Which lines below hold the word "Organizers"? Copy all of them.

Records provided »
--- begin ---
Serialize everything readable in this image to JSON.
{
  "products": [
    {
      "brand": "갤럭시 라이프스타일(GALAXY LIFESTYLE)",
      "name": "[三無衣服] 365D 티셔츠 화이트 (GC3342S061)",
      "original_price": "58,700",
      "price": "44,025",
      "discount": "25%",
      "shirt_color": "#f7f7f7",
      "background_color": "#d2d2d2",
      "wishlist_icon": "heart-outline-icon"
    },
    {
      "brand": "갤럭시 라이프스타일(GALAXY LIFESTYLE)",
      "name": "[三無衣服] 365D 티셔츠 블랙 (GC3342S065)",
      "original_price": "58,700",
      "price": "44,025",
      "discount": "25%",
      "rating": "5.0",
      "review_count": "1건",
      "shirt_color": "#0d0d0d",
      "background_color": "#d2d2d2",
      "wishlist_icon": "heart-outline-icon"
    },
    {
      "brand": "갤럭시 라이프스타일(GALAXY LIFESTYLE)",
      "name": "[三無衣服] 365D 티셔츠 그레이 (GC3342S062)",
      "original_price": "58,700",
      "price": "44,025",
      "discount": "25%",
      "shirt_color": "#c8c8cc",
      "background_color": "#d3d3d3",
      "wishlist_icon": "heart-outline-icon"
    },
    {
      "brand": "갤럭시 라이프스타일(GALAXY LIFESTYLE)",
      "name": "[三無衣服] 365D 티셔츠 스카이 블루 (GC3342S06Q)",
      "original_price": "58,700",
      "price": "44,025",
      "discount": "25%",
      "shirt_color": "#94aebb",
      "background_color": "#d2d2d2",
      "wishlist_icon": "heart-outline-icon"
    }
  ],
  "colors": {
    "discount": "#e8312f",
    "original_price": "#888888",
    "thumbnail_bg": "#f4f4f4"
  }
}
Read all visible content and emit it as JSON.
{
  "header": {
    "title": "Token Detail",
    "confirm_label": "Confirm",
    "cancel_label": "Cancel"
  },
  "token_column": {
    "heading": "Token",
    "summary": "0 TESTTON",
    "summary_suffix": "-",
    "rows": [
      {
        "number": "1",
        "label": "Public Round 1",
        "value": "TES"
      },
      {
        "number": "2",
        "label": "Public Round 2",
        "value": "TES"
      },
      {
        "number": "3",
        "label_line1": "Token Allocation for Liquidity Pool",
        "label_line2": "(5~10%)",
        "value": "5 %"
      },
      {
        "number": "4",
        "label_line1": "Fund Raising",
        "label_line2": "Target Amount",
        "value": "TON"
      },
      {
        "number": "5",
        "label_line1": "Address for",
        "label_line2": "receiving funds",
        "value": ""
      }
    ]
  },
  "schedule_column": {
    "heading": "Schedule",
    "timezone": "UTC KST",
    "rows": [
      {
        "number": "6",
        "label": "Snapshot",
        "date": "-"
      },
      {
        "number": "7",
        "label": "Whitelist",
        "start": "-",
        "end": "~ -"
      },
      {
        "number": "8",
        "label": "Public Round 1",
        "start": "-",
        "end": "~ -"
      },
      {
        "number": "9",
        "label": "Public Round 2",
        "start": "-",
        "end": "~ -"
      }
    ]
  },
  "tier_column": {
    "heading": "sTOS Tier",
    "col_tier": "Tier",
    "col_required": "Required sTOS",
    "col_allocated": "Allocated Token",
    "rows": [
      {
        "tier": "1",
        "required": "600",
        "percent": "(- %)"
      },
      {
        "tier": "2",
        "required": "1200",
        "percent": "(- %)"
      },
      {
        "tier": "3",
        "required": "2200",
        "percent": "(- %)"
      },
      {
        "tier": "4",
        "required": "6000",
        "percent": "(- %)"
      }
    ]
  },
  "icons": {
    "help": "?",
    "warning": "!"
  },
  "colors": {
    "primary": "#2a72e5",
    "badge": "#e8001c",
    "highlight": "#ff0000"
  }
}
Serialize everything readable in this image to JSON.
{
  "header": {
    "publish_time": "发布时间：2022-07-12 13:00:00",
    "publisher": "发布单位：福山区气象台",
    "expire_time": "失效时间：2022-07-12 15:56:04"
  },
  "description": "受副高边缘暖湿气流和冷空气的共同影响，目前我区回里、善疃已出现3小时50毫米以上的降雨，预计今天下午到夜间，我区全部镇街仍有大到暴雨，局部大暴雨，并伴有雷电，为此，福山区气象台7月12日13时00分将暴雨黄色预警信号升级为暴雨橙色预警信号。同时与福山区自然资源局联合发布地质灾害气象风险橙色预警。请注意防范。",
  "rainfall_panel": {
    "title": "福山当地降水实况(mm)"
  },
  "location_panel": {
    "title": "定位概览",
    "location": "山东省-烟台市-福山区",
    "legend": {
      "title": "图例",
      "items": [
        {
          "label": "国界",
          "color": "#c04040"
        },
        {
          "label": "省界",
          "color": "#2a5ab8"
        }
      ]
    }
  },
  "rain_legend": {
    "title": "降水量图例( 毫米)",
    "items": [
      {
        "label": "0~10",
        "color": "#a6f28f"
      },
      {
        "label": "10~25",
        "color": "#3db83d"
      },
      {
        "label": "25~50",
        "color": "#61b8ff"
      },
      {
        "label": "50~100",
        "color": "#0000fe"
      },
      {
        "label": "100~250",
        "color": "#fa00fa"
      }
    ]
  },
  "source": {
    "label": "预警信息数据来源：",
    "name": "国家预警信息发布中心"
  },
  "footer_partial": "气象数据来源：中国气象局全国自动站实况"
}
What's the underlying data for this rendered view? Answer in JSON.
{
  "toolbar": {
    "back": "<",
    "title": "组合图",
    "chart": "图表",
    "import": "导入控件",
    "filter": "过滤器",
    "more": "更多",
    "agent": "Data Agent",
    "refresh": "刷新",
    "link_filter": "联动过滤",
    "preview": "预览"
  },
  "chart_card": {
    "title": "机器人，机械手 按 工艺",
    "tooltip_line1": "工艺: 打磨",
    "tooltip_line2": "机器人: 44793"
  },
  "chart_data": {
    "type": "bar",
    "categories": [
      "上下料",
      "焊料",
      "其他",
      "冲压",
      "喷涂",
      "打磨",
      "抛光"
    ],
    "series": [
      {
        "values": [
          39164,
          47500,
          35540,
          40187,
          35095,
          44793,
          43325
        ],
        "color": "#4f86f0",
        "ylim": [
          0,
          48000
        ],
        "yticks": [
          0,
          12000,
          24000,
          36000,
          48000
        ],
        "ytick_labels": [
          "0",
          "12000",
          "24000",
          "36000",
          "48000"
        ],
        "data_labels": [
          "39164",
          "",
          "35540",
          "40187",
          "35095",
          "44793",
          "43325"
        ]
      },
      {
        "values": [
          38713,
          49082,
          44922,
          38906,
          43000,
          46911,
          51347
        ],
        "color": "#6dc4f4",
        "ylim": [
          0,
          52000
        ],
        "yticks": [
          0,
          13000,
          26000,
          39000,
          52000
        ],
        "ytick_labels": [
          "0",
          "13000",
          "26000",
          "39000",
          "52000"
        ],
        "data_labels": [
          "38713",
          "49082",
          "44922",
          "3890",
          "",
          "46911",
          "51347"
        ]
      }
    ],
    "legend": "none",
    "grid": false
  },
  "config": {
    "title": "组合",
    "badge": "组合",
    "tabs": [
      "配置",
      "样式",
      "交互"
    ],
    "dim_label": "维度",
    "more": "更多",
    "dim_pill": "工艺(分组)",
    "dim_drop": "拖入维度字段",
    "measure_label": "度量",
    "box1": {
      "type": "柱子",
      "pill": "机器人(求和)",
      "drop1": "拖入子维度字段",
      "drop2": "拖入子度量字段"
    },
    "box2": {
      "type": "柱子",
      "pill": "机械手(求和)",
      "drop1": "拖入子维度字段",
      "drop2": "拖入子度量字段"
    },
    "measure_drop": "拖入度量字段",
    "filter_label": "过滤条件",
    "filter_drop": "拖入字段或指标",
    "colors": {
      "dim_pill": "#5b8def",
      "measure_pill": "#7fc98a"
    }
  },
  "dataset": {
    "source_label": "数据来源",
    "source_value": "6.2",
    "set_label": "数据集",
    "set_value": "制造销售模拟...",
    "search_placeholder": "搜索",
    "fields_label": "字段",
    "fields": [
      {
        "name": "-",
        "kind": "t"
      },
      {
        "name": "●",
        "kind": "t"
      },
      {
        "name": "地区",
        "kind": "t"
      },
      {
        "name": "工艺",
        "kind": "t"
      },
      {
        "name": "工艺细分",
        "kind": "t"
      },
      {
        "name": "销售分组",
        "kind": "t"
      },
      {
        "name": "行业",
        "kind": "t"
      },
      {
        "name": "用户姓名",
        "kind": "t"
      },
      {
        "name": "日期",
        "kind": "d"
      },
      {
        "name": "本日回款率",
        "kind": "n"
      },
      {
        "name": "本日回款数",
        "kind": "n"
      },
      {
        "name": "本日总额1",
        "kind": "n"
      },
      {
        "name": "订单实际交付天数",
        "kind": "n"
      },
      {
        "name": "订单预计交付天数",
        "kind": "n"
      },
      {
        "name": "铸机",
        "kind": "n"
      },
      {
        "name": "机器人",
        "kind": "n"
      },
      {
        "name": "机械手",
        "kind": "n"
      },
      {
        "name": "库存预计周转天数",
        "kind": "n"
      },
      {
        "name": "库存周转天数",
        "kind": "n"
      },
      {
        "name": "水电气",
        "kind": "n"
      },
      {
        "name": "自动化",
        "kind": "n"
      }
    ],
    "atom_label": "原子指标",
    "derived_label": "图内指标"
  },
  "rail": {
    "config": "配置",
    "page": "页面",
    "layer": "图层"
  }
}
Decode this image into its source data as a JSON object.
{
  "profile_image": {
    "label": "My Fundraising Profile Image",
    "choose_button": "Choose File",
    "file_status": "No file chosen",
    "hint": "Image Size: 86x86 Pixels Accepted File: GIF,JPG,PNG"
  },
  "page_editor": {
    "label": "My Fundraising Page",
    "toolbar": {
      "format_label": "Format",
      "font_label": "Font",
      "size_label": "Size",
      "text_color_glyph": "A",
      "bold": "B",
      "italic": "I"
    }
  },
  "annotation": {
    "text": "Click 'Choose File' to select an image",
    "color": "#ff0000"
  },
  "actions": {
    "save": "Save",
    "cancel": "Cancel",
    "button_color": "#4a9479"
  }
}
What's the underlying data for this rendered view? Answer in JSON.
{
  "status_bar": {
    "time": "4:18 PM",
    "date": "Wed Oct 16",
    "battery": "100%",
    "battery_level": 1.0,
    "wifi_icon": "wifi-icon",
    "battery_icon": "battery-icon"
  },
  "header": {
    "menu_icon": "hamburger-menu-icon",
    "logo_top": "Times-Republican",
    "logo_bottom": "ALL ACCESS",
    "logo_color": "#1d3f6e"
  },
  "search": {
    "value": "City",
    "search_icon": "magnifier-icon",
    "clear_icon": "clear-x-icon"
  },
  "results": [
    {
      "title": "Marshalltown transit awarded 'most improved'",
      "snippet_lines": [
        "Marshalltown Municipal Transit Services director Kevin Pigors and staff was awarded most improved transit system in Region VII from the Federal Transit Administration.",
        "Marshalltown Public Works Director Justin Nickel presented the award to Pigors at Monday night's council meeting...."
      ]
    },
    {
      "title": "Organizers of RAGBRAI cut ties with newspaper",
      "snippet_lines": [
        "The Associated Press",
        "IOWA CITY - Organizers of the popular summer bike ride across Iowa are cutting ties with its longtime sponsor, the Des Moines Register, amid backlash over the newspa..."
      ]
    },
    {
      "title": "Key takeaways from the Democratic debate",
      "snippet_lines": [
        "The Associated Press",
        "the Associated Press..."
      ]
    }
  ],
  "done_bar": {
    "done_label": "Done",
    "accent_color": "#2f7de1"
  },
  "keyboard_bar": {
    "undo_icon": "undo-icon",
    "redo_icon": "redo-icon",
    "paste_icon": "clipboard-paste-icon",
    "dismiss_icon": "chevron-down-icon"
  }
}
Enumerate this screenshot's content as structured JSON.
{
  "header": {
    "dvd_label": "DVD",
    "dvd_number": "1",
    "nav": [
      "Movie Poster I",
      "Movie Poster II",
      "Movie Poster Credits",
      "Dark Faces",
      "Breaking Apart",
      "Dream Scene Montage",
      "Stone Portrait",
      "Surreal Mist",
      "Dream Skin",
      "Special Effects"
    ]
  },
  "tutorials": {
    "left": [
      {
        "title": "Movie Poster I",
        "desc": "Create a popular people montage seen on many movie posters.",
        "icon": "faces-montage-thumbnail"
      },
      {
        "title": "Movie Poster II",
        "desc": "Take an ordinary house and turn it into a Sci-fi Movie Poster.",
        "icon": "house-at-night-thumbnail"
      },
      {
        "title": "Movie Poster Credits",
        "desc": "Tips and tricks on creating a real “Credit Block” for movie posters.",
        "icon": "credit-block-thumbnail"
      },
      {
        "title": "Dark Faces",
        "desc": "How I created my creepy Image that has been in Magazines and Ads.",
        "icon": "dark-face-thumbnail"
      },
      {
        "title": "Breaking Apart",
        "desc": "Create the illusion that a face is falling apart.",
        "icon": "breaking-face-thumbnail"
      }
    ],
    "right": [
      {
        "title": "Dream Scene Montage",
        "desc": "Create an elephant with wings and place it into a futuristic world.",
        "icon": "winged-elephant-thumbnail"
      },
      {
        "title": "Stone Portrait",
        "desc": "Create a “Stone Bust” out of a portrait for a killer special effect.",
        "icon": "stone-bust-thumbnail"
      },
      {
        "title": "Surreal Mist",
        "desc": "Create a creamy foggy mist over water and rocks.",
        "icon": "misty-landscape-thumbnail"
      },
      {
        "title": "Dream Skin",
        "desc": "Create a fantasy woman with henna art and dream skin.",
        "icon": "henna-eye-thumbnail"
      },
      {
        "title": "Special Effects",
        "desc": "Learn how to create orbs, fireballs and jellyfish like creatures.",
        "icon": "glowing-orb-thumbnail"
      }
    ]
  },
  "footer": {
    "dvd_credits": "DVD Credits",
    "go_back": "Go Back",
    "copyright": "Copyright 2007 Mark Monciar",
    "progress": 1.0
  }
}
--- end ---
Solution »
      "title": "Organizers of RAGBRAI cut ties with newspaper",
        "IOWA CITY - Organizers of the popular summer bike ride across Iowa are cutting ties with its longtime sponsor, the Des Moines Register, amid backlash over the newspa..."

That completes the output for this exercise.